Exercise prompt
Repeat the material exactly, leaving nothing out.

Excerpts from a figure dataset
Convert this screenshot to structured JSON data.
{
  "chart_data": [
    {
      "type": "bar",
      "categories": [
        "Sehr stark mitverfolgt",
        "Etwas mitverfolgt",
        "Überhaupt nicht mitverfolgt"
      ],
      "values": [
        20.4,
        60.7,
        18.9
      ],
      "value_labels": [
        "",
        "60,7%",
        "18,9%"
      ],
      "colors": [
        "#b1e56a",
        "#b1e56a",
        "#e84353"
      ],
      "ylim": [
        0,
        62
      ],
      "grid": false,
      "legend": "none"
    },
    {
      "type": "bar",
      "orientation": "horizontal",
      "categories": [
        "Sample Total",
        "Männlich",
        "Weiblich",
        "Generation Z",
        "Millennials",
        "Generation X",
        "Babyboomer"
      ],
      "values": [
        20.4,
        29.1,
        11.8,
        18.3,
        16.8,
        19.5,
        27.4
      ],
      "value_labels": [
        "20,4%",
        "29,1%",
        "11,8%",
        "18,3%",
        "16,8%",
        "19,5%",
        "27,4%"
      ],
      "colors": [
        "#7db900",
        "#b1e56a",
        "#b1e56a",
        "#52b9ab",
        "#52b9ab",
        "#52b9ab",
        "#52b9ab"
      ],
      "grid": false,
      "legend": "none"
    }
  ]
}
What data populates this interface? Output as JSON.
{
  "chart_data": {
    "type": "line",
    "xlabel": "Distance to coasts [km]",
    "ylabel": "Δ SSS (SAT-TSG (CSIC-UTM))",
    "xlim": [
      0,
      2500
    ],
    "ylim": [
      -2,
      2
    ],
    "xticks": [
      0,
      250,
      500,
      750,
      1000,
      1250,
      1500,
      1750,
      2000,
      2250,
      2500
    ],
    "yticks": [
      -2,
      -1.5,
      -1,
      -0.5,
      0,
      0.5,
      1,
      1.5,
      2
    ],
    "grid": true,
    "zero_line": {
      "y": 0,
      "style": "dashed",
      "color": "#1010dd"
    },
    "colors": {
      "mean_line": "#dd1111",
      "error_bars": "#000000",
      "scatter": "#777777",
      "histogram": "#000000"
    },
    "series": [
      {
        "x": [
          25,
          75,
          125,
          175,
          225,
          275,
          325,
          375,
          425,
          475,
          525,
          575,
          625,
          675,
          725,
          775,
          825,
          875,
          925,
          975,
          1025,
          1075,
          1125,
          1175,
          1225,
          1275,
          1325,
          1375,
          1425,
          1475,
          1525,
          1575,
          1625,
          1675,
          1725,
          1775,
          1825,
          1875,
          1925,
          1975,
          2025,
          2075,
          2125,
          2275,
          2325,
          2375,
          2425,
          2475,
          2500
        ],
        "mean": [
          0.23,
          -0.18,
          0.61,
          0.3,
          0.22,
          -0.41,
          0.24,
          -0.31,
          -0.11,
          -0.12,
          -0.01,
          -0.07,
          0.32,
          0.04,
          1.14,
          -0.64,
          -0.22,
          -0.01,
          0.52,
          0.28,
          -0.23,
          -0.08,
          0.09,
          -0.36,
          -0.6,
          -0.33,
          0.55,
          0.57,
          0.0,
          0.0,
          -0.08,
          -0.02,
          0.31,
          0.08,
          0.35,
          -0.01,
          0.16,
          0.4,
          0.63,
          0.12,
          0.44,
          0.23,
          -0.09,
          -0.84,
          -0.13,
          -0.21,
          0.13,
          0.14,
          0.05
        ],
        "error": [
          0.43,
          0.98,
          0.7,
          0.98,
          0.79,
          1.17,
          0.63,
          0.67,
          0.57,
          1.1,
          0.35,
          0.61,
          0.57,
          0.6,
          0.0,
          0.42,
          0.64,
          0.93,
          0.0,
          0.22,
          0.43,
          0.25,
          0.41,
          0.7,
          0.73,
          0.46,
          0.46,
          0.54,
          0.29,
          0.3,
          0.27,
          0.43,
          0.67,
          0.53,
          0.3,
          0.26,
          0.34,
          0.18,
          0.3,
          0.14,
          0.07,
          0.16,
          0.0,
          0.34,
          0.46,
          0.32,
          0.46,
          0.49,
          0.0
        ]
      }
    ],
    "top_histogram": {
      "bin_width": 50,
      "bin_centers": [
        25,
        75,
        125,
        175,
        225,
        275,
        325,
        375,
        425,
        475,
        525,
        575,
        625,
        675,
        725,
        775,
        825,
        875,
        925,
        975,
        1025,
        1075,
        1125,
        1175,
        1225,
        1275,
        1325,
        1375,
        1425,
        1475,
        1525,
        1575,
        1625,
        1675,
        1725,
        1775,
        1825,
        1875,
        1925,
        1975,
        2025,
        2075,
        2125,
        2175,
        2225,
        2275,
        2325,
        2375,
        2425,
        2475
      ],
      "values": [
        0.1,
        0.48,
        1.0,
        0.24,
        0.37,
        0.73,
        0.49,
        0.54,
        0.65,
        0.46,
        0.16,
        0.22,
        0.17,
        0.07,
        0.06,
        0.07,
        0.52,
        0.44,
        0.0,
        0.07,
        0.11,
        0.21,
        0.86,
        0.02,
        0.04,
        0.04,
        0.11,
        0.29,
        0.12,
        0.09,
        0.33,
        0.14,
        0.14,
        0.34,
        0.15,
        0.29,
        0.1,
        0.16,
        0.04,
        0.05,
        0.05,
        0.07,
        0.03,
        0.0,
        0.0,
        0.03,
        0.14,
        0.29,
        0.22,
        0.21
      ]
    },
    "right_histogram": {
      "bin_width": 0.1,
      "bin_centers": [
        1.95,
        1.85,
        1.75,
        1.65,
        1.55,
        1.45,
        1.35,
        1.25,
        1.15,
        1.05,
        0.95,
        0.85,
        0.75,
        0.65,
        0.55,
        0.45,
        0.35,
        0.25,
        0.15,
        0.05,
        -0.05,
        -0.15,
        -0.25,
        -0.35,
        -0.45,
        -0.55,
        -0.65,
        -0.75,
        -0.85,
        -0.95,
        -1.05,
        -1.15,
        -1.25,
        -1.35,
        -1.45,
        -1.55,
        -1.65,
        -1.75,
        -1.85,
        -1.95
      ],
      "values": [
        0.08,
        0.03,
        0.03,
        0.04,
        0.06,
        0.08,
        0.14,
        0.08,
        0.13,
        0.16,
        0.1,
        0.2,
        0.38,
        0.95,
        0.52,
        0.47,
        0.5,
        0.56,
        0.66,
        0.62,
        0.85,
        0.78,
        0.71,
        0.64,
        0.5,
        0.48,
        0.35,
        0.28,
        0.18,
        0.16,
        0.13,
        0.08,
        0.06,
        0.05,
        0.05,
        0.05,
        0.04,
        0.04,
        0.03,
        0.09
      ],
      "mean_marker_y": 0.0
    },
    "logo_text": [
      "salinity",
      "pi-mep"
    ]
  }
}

Answer in full
Convert this screenshot to structured JSON data.
{
  "chart_data": [
    {
      "type": "bar",
      "categories": [
        "Sehr stark mitverfolgt",
        "Etwas mitverfolgt",
        "Überhaupt nicht mitverfolgt"
      ],
      "values": [
        20.4,
        60.7,
        18.9
      ],
      "value_labels": [
        "",
        "60,7%",
        "18,9%"
      ],
      "colors": [
        "#b1e56a",
        "#b1e56a",
        "#e84353"
      ],
      "ylim": [
        0,
        62
      ],
      "grid": false,
      "legend": "none"
    },
    {
      "type": "bar",
      "orientation": "horizontal",
      "categories": [
        "Sample Total",
        "Männlich",
        "Weiblich",
        "Generation Z",
        "Millennials",
        "Generation X",
        "Babyboomer"
      ],
      "values": [
        20.4,
        29.1,
        11.8,
        18.3,
        16.8,
        19.5,
        27.4
      ],
      "value_labels": [
        "20,4%",
        "29,1%",
        "11,8%",
        "18,3%",
        "16,8%",
        "19,5%",
        "27,4%"
      ],
      "colors": [
        "#7db900",
        "#b1e56a",
        "#b1e56a",
        "#52b9ab",
        "#52b9ab",
        "#52b9ab",
        "#52b9ab"
      ],
      "grid": false,
      "legend": "none"
    }
  ]
}
What data populates this interface? Output as JSON.
{
  "chart_data": {
    "type": "line",
    "xlabel": "Distance to coasts [km]",
    "ylabel": "Δ SSS (SAT-TSG (CSIC-UTM))",
    "xlim": [
      0,
      2500
    ],
    "ylim": [
      -2,
      2
    ],
    "xticks": [
      0,
      250,
      500,
      750,
      1000,
      1250,
      1500,
      1750,
      2000,
      2250,
      2500
    ],
    "yticks": [
      -2,
      -1.5,
      -1,
      -0.5,
      0,
      0.5,
      1,
      1.5,
      2
    ],
    "grid": true,
    "zero_line": {
      "y": 0,
      "style": "dashed",
      "color": "#1010dd"
    },
    "colors": {
      "mean_line": "#dd1111",
      "error_bars": "#000000",
      "scatter": "#777777",
      "histogram": "#000000"
    },
    "series": [
      {
        "x": [
          25,
          75,
          125,
          175,
          225,
          275,
          325,
          375,
          425,
          475,
          525,
          575,
          625,
          675,
          725,
          775,
          825,
          875,
          925,
          975,
          1025,
          1075,
          1125,
          1175,
          1225,
          1275,
          1325,
          1375,
          1425,
          1475,
          1525,
          1575,
          1625,
          1675,
          1725,
          1775,
          1825,
          1875,
          1925,
          1975,
          2025,
          2075,
          2125,
          2275,
          2325,
          2375,
          2425,
          2475,
          2500
        ],
        "mean": [
          0.23,
          -0.18,
          0.61,
          0.3,
          0.22,
          -0.41,
          0.24,
          -0.31,
          -0.11,
          -0.12,
          -0.01,
          -0.07,
          0.32,
          0.04,
          1.14,
          -0.64,
          -0.22,
          -0.01,
          0.52,
          0.28,
          -0.23,
          -0.08,
          0.09,
          -0.36,
          -0.6,
          -0.33,
          0.55,
          0.57,
          0.0,
          0.0,
          -0.08,
          -0.02,
          0.31,
          0.08,
          0.35,
          -0.01,
          0.16,
          0.4,
          0.63,
          0.12,
          0.44,
          0.23,
          -0.09,
          -0.84,
          -0.13,
          -0.21,
          0.13,
          0.14,
          0.05
        ],
        "error": [
          0.43,
          0.98,
          0.7,
          0.98,
          0.79,
          1.17,
          0.63,
          0.67,
          0.57,
          1.1,
          0.35,
          0.61,
          0.57,
          0.6,
          0.0,
          0.42,
          0.64,
          0.93,
          0.0,
          0.22,
          0.43,
          0.25,
          0.41,
          0.7,
          0.73,
          0.46,
          0.46,
          0.54,
          0.29,
          0.3,
          0.27,
          0.43,
          0.67,
          0.53,
          0.3,
          0.26,
          0.34,
          0.18,
          0.3,
          0.14,
          0.07,
          0.16,
          0.0,
          0.34,
          0.46,
          0.32,
          0.46,
          0.49,
          0.0
        ]
      }
    ],
    "top_histogram": {
      "bin_width": 50,
      "bin_centers": [
        25,
        75,
        125,
        175,
        225,
        275,
        325,
        375,
        425,
        475,
        525,
        575,
        625,
        675,
        725,
        775,
        825,
        875,
        925,
        975,
        1025,
        1075,
        1125,
        1175,
        1225,
        1275,
        1325,
        1375,
        1425,
        1475,
        1525,
        1575,
        1625,
        1675,
        1725,
        1775,
        1825,
        1875,
        1925,
        1975,
        2025,
        2075,
        2125,
        2175,
        2225,
        2275,
        2325,
        2375,
        2425,
        2475
      ],
      "values": [
        0.1,
        0.48,
        1.0,
        0.24,
        0.37,
        0.73,
        0.49,
        0.54,
        0.65,
        0.46,
        0.16,
        0.22,
        0.17,
        0.07,
        0.06,
        0.07,
        0.52,
        0.44,
        0.0,
        0.07,
        0.11,
        0.21,
        0.86,
        0.02,
        0.04,
        0.04,
        0.11,
        0.29,
        0.12,
        0.09,
        0.33,
        0.14,
        0.14,
        0.34,
        0.15,
        0.29,
        0.1,
        0.16,
        0.04,
        0.05,
        0.05,
        0.07,
        0.03,
        0.0,
        0.0,
        0.03,
        0.14,
        0.29,
        0.22,
        0.21
      ]
    },
    "right_histogram": {
      "bin_width": 0.1,
      "bin_centers": [
        1.95,
        1.85,
        1.75,
        1.65,
        1.55,
        1.45,
        1.35,
        1.25,
        1.15,
        1.05,
        0.95,
        0.85,
        0.75,
        0.65,
        0.55,
        0.45,
        0.35,
        0.25,
        0.15,
        0.05,
        -0.05,
        -0.15,
        -0.25,
        -0.35,
        -0.45,
        -0.55,
        -0.65,
        -0.75,
        -0.85,
        -0.95,
        -1.05,
        -1.15,
        -1.25,
        -1.35,
        -1.45,
        -1.55,
        -1.65,
        -1.75,
        -1.85,
        -1.95
      ],
      "values": [
        0.08,
        0.03,
        0.03,
        0.04,
        0.06,
        0.08,
        0.14,
        0.08,
        0.13,
        0.16,
        0.1,
        0.2,
        0.38,
        0.95,
        0.52,
        0.47,
        0.5,
        0.56,
        0.66,
        0.62,
        0.85,
        0.78,
        0.71,
        0.64,
        0.5,
        0.48,
        0.35,
        0.28,
        0.18,
        0.16,
        0.13,
        0.08,
        0.06,
        0.05,
        0.05,
        0.05,
        0.04,
        0.04,
        0.03,
        0.09
      ],
      "mean_marker_y": 0.0
    },
    "logo_text": [
      "salinity",
      "pi-mep"
    ]
  }
}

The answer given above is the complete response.